__Exercise objective__. Check each line below for the word "Peixes", and copy those that have it.

(Dataset items)
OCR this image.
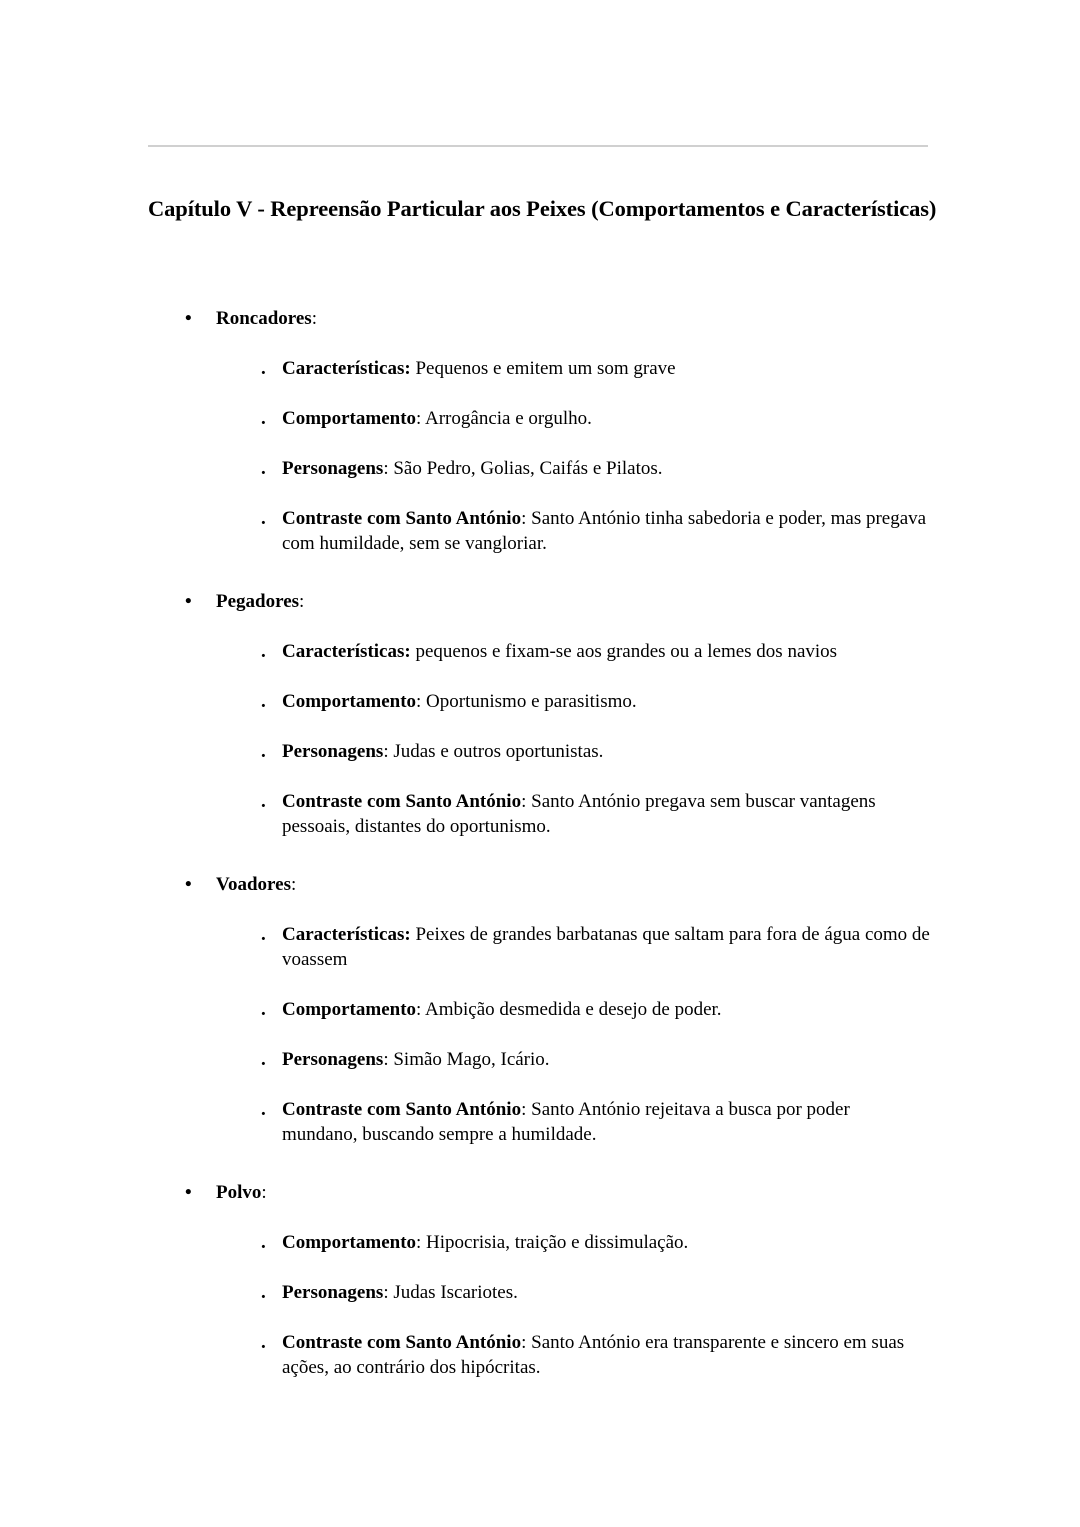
Capítulo V - Repreensão Particular aos Peixes (Comportamentos e Características)
• Roncadores:
. Características: Pequenos e emitem um som grave
. Comportamento: Arrogância e orgulho.
. Personagens: São Pedro, Golias, Caifás e Pilatos.
. Contraste com Santo António: Santo António tinha sabedoria e poder, mas pregava com humildade, sem se vangloriar.
• Pegadores:
. Características: pequenos e fixam-se aos grandes ou a lemes dos navios
. Comportamento: Oportunismo e parasitismo.
. Personagens: Judas e outros oportunistas.
. Contraste com Santo António: Santo António pregava sem buscar vantagens pessoais, distantes do oportunismo.
• Voadores:
. Características: Peixes de grandes barbatanas que saltam para fora de água como de voassem
. Comportamento: Ambição desmedida e desejo de poder.
. Personagens: Simão Mago, Icário.
. Contraste com Santo António: Santo António rejeitava a busca por poder mundano, buscando sempre a humildade.
• Polvo:
. Comportamento: Hipocrisia, traição e dissimulação.
. Personagens: Judas Iscariotes.
. Contraste com Santo António: Santo António era transparente e sincero em suas ações, ao contrário dos hipócritas.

__Task response__.
Capítulo V - Repreensão Particular aos Peixes (Comportamentos e Características)
. Características: Peixes de grandes barbatanas que saltam para fora de água como de voassem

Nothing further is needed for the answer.